---- Records for the exercise

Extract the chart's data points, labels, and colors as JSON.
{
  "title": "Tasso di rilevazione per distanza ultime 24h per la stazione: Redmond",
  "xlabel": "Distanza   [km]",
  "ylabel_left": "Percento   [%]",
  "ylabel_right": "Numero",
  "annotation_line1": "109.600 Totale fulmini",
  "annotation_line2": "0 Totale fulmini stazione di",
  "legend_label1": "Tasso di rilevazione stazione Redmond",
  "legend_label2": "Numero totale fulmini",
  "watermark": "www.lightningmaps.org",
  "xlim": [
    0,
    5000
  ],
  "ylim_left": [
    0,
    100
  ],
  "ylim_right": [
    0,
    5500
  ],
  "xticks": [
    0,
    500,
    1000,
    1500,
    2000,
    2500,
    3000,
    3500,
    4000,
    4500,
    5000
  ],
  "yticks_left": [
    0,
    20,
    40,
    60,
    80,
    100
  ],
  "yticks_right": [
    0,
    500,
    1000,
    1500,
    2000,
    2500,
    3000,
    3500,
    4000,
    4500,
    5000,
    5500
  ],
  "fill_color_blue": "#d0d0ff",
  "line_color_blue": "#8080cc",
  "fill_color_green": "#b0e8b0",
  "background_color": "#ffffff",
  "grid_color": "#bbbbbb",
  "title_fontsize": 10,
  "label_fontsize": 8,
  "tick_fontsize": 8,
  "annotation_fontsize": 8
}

--------

■ **Prompt**
Look through the entries above. Extract each line with the word "rilevazione".

■ **The solution**
  "title": "Tasso di rilevazione per distanza ultime 24h per la stazione: Redmond",
  "legend_label1": "Tasso di rilevazione stazione Redmond",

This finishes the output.